### Activity 1
Decide whether each statement agrees with the article on Norfolk's cottage hospitals, answering yes or no and quoting the words of the article that settle it: (a) The number of community beds will now be held at 178. (b) The PCT will save money through the changes. (c) Most of the people who took part in the consultation did so by signing a petition.
### Activity 2
Pick up the article on Norfolk's cottage hospitals after its last sentence and keep it going.

EXCLUSIVE: Hard-fought battles by campaigners look set to have saved many of Norfolk's cottage hospitals and community beds from the axe.Most of the nine hospitals under threat will stay open and only a fraction of the community beds will now be lost.

Hard-fought battles by campaigners look set to have saved many of Norfolk's cottage hospitals and community beds from the axe.

Most of the nine hospitals under threat will stay open and only a fraction of the community beds will now be lost.

Norfolk Primary Care Trust says it has listened to the campaigners during a lengthy consultation process.

Initially, it looked as though beds would be lost at five or six centres, but now all except St Michael's Hospital at Aylsham will continue to provide NHS care.

Last night Aylsham campaigners expressed their bitter disappointment at the news, but pledged to fight on.

The EDP can today reveal details of the PCT's intermediate care strategy, which will be presented to a special board meeting next Tuesday for approval.

But even if it gets the go-ahead, the PCT says there will be little change for a year until staff have been recruited and alternative community care arrangements put in place to look after more patients in their own homes.

The new intermediate care strategy includes plans for a specialist stroke unit for central Norfolk, though there is now some doubt over whether that will be sited at Dereham Hospital or elsewhere.

Initially, the PCT planned to cut beds from 201 to 158, but now, that will be pegged at 178 and spread over five community hospitals. The figure of 178 includes 104 rehabilitation and palliative care beds, about 40 stroke rehabilitation beds and also 34 supported care beds that will be sited far and wide across the county, including in some units that campaigners feared would close.

A total of 19,770 people took part in the consultation between March 6 and June 5, of which 17,120 were petition signatures.

But there were also many personal letters from people referring to the care of the way a family member was looked after through to some organisation producing weighty submissions on aspects of the proposal.

The PCT's director of provider services Mark Taylor, who is leading the restructuring project for intermediate care, said: “We hope that what we have come up with reflects all the strategic aims of the board but also reflects the views of the 17,000-plus comments.

“We hope that we have found a way of synthesising that need and looking to strike a balance between what we were trying to achieve and what people had to say.

“It goes back to what PCT chair Sheila Childerhouse has said all along that this is a genuine consultation. I would like to think what we have come up with demonstrates that it has been a genuine process and that we have found a way to listen to people and reflect their concerns while doing what we think is in the long-term best interests of the service.”

The PCT, still struggling to pay of a £46m deficit, will not save any money by the changes and because it now needs more beds at more centres than proposed in the consultation document, there are likely to be only a handful of redundancies rather than the 50 that were feared.

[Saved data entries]

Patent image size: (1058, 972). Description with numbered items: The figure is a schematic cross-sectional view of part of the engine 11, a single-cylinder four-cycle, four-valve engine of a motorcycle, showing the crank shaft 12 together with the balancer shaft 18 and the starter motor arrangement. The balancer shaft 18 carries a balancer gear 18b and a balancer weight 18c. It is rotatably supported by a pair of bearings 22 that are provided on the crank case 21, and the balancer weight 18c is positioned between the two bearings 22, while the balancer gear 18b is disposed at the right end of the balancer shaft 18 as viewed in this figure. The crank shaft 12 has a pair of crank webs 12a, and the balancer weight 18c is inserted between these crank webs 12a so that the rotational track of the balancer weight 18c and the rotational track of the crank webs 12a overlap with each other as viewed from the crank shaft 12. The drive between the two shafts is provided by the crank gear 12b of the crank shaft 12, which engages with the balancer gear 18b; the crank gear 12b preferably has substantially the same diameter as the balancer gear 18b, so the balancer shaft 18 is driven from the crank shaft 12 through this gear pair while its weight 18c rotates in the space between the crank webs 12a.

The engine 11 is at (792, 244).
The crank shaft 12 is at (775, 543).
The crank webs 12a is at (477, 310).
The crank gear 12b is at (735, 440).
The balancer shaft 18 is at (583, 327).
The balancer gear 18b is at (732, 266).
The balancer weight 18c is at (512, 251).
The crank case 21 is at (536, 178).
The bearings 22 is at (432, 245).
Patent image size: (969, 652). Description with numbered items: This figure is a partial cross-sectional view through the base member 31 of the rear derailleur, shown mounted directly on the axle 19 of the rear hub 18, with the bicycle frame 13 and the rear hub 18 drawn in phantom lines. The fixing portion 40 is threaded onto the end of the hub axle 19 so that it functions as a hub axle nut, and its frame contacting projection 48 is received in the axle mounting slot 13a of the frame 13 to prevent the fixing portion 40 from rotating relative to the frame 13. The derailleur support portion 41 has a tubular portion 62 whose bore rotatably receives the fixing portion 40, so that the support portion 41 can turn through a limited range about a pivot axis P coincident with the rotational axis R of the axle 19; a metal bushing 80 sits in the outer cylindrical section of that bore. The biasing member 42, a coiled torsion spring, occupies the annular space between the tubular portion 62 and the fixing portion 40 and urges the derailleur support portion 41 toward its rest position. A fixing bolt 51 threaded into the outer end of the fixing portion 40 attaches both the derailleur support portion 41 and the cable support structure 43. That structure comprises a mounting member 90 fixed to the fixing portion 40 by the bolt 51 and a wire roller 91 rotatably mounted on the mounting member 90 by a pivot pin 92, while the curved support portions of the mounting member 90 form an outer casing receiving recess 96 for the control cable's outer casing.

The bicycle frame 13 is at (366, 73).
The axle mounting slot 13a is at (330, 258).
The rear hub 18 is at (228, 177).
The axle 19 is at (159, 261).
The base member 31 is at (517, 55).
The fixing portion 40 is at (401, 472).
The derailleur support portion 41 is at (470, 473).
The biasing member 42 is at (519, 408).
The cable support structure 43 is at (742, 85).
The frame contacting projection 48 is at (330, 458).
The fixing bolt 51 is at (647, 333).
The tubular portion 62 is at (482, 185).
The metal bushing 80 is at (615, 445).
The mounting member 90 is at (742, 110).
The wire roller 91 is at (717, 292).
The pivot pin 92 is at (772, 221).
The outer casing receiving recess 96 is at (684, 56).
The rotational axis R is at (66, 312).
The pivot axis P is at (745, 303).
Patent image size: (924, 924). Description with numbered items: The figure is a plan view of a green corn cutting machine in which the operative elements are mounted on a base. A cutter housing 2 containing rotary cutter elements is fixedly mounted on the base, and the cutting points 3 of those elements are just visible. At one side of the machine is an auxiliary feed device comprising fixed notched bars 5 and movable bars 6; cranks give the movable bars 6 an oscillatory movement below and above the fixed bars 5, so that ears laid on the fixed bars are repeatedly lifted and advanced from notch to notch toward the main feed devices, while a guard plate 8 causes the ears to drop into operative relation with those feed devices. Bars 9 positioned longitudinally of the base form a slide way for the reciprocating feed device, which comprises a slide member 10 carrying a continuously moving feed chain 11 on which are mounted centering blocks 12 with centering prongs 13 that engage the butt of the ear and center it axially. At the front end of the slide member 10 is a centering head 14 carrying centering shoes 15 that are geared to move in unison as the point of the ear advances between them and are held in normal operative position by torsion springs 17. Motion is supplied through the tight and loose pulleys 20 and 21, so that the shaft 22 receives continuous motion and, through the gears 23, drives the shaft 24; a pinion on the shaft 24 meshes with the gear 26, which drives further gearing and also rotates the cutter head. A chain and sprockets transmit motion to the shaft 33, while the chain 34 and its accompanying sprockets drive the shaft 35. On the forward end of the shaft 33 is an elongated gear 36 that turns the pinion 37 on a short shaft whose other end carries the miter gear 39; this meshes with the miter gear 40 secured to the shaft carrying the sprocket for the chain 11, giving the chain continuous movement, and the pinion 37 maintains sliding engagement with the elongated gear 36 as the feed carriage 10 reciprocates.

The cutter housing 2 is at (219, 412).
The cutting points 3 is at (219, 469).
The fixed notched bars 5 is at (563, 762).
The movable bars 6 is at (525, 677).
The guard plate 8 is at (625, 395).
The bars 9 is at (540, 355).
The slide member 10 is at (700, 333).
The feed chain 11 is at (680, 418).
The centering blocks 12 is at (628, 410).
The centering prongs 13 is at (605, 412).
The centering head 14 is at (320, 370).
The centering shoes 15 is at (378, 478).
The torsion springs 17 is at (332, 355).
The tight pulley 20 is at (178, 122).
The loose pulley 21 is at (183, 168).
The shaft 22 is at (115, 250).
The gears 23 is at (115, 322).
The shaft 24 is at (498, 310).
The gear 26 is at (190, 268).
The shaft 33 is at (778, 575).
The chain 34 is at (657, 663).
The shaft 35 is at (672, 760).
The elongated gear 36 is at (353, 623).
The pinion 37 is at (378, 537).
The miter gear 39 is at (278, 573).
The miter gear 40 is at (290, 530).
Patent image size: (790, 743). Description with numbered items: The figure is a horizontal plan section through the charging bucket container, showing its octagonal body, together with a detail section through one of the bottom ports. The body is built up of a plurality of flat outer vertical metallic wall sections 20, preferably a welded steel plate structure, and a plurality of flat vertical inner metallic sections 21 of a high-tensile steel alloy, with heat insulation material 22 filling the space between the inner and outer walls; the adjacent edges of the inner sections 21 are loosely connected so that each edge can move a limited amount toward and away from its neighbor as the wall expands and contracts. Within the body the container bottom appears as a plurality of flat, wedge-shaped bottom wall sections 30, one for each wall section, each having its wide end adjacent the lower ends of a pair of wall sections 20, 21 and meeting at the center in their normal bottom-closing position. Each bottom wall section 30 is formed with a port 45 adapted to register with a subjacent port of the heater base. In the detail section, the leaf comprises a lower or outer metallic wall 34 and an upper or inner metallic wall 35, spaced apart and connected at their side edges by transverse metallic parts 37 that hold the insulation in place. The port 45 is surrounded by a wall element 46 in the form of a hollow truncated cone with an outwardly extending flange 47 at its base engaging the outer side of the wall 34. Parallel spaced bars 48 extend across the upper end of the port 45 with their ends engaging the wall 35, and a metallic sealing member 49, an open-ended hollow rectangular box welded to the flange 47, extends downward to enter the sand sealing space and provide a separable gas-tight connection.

### Written reply 1
(a) Yes: "now, that will be pegged at 178 and spread over five community hospitals"
(b) No: "will not save any money by the changes"
(c) Yes: "A total of 19,770 people took part in the consultation between March 6 and June 5, of which 17,120 were petition signatures."

### Written reply 2
By next April, an additional 30 community care staff will be recruited.

But Mr Taylor stressed: “There will be no reduction in service until alternative services are in place and there will not be any major changes until the decision has been made about the specialist stroke unit.”

Mid Norfolk MP Keith Simpson, who has Aylsham in his constituency, said a “very impressive” campaign had been fought locally and he was “bitterly disappointed”.

North Norfolk MP Norman Lamb, the Liberal Democrat shadow health secretary, said: “Given that I was very concerned that about the loss of beds, and we are losing fewer than we had feared, I have mixed emotions and the package seems less damaging.

“Fakenham - on the one hand it will stay as a unit but it will be a reduced input from the health service, which will be incredibly disappointing from the point of view of local people.

“In Aylsham there will be a very good deal of distress in the town about the loss of St Michael's, but set against that North Walsham gets very good news and we will see and expansion of that unit to 24 beds and that makes it much more likely to be sustainable in the future and it's a growing town, the biggest town in north Norfolk.

“Until now we've been expecting that it (North Walsham) could be lost - the fact we are retaining it and the fact it will expand is very good news.

“Kelling Hospital is another that will expand in terms of availability of community beds, so it's good news for that part of North Norfolk.

“Benjamin Court (at Cromer) has lost its rehabilitation centre but the fact is it will be used as a specialist long-term care centre now.

“There will be concern about the loss of the Lascelles ward at Kelling, but if its work continues in a more modern setting then that may be the right judgement to make.

“It's a mixed bag - but there is no doubt that the package is much less damaging than the proposals that went to consultation.”